PROBLEM TO WORK ON:
Transcribe the material exactly. Images do not belong in the copy.

┄┄┄┄┄┄┄┄┄┄

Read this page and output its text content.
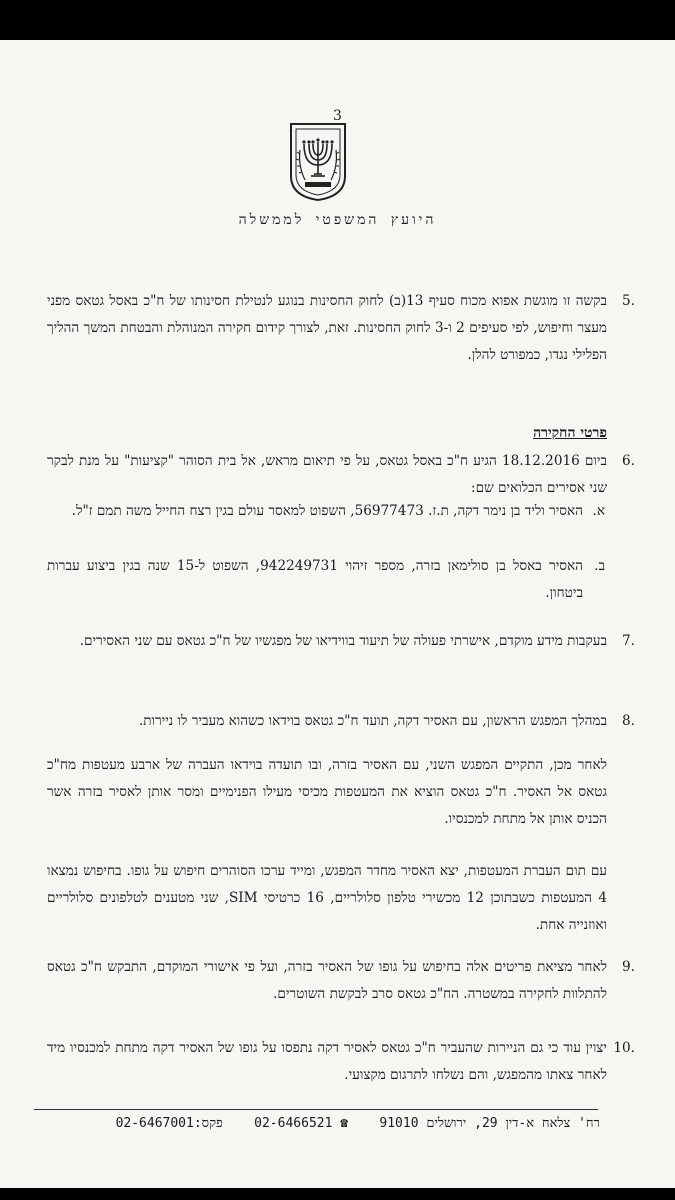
3
היועץ המשפטי לממשלה
.5
בקשה זו מוגשת אפוא מכוח סעיף 13(ב) לחוק החסינות בנוגע לנטילת חסינותו של ח"כ באסל גטאס מפני מעצר וחיפוש, לפי סעיפים 2 ו-3 לחוק החסינות. זאת, לצורך קידום חקירה המנוהלת והבטחת המשך ההליך הפלילי נגדו, כמפורט להלן.
פרטי החקירה
.6
ביום 18.12.2016 הגיע ח"כ באסל גטאס, על פי תיאום מראש, אל בית הסוהר "קציעות" על מנת לבקר שני אסירים הכלואים שם:
א.
האסיר וליד בן נימר דקה, ת.ז. 56977473, השפוט למאסר עולם בגין רצח החייל משה תמם ז"ל.
ב.
האסיר באסל בן סולימאן בזרה, מספר זיהוי 942249731, השפוט ל-15 שנה בגין ביצוע עברות ביטחון.
.7
בעקבות מידע מוקדם, אישרתי פעולה של תיעוד בווידיאו של מפגשיו של ח"כ גטאס עם שני האסירים.
.8
במהלך המפגש הראשון, עם האסיר דקה, תועד ח"כ גטאס בוידאו כשהוא מעביר לו ניירות.
לאחר מכן, התקיים המפגש השני, עם האסיר בזרה, ובו תועדה בוידאו העברה של ארבע מעטפות מח"כ גטאס אל האסיר. ח"כ גטאס הוציא את המעטפות מכיסי מעילו הפנימיים ומסר אותן לאסיר בזרה אשר הכניס אותן אל מתחת למכנסיו.
עם תום העברת המעטפות, יצא האסיר מחדר המפגש, ומייד ערכו הסוהרים חיפוש על גופו. בחיפוש נמצאו 4 המעטפות כשבתוכן 12 מכשירי טלפון סלולריים, 16 כרטיסי SIM, שני מטענים לטלפונים סלולריים ואוזנייה אחת.
.9
לאחר מציאת פריטים אלה בחיפוש על גופו של האסיר בזרה, ועל פי אישורי המוקדם, התבקש ח"כ גטאס להתלוות לחקירה במשטרה. הח"כ גטאס סרב לבקשת השוטרים.
.10
יצוין עוד כי גם הניירות שהעביר ח"כ גטאס לאסיר דקה נתפסו על גופו של האסיר דקה מתחת למכנסיו מיד לאחר צאתו מהמפגש, והם נשלחו לתרגום מקצועי.
רח' צלאח א-דין 29, ירושלים 91010    ☎ 02-6466521    פקס:02-6467001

┄┄┄┄┄┄┄┄┄┄

WRITTEN RESPONSE:
Read this page and output its text content.
3
היועץ המשפטי לממשלה
.5
בקשה זו מוגשת אפוא מכוח סעיף 13(ב) לחוק החסינות בנוגע לנטילת חסינותו של ח"כ באסל גטאס מפני מעצר וחיפוש, לפי סעיפים 2 ו-3 לחוק החסינות. זאת, לצורך קידום חקירה המנוהלת והבטחת המשך ההליך הפלילי נגדו, כמפורט להלן.
פרטי החקירה
.6
ביום 18.12.2016 הגיע ח"כ באסל גטאס, על פי תיאום מראש, אל בית הסוהר "קציעות" על מנת לבקר שני אסירים הכלואים שם:
א.
האסיר וליד בן נימר דקה, ת.ז. 56977473, השפוט למאסר עולם בגין רצח החייל משה תמם ז"ל.
ב.
האסיר באסל בן סולימאן בזרה, מספר זיהוי 942249731, השפוט ל-15 שנה בגין ביצוע עברות ביטחון.
.7
בעקבות מידע מוקדם, אישרתי פעולה של תיעוד בווידיאו של מפגשיו של ח"כ גטאס עם שני האסירים.
.8
במהלך המפגש הראשון, עם האסיר דקה, תועד ח"כ גטאס בוידאו כשהוא מעביר לו ניירות.
לאחר מכן, התקיים המפגש השני, עם האסיר בזרה, ובו תועדה בוידאו העברה של ארבע מעטפות מח"כ גטאס אל האסיר. ח"כ גטאס הוציא את המעטפות מכיסי מעילו הפנימיים ומסר אותן לאסיר בזרה אשר הכניס אותן אל מתחת למכנסיו.
עם תום העברת המעטפות, יצא האסיר מחדר המפגש, ומייד ערכו הסוהרים חיפוש על גופו. בחיפוש נמצאו 4 המעטפות כשבתוכן 12 מכשירי טלפון סלולריים, 16 כרטיסי SIM, שני מטענים לטלפונים סלולריים ואוזנייה אחת.
.9
לאחר מציאת פריטים אלה בחיפוש על גופו של האסיר בזרה, ועל פי אישורי המוקדם, התבקש ח"כ גטאס להתלוות לחקירה במשטרה. הח"כ גטאס סרב לבקשת השוטרים.
.10
יצוין עוד כי גם הניירות שהעביר ח"כ גטאס לאסיר דקה נתפסו על גופו של האסיר דקה מתחת למכנסיו מיד לאחר צאתו מהמפגש, והם נשלחו לתרגום מקצועי.
רח' צלאח א-דין 29, ירושלים 91010    ☎ 02-6466521    פקס:02-6467001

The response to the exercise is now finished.